EXERCISE PROMPT:
Your task is to transcribe all the entries exactly, excluding pictures.

(Records excerpted from a collection)
START

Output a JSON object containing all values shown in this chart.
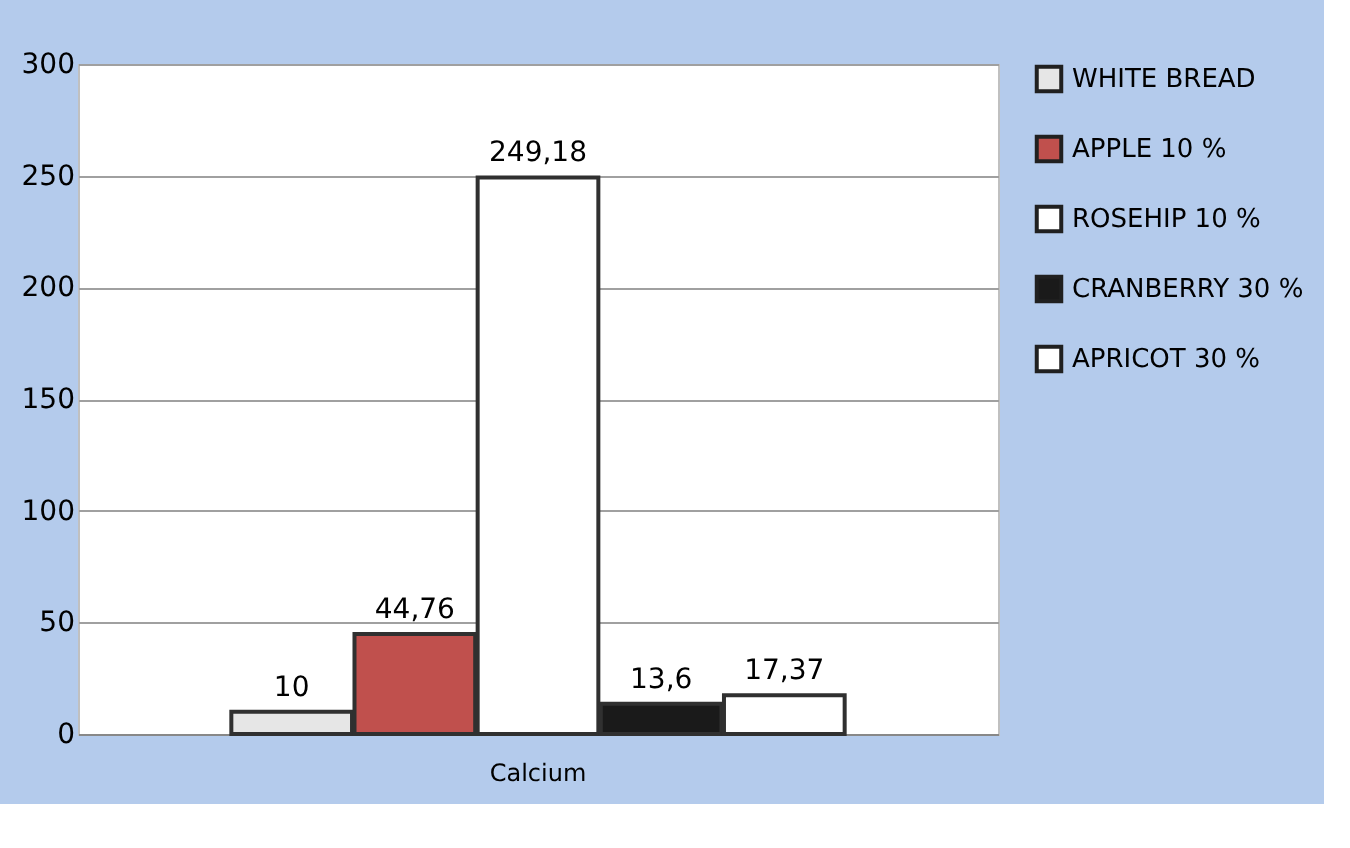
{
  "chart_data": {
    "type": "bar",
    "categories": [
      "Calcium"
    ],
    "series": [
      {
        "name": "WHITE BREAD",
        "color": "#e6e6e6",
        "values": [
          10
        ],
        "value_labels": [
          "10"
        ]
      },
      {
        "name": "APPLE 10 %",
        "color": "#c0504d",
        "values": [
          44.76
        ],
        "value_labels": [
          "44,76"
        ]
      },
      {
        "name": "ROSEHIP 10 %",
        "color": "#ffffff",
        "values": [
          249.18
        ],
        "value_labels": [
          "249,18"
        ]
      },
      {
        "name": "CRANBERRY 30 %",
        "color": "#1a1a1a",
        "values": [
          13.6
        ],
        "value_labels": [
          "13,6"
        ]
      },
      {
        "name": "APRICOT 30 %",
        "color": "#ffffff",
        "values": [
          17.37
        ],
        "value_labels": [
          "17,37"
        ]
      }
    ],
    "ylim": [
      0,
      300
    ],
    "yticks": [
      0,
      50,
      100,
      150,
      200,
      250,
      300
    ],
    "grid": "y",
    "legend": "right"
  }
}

END

OUTPUT FOR THIS TASK:
Output a JSON object containing all values shown in this chart.
{
  "chart_data": {
    "type": "bar",
    "categories": [
      "Calcium"
    ],
    "series": [
      {
        "name": "WHITE BREAD",
        "color": "#e6e6e6",
        "values": [
          10
        ],
        "value_labels": [
          "10"
        ]
      },
      {
        "name": "APPLE 10 %",
        "color": "#c0504d",
        "values": [
          44.76
        ],
        "value_labels": [
          "44,76"
        ]
      },
      {
        "name": "ROSEHIP 10 %",
        "color": "#ffffff",
        "values": [
          249.18
        ],
        "value_labels": [
          "249,18"
        ]
      },
      {
        "name": "CRANBERRY 30 %",
        "color": "#1a1a1a",
        "values": [
          13.6
        ],
        "value_labels": [
          "13,6"
        ]
      },
      {
        "name": "APRICOT 30 %",
        "color": "#ffffff",
        "values": [
          17.37
        ],
        "value_labels": [
          "17,37"
        ]
      }
    ],
    "ylim": [
      0,
      300
    ],
    "yticks": [
      0,
      50,
      100,
      150,
      200,
      250,
      300
    ],
    "grid": "y",
    "legend": "right"
  }
}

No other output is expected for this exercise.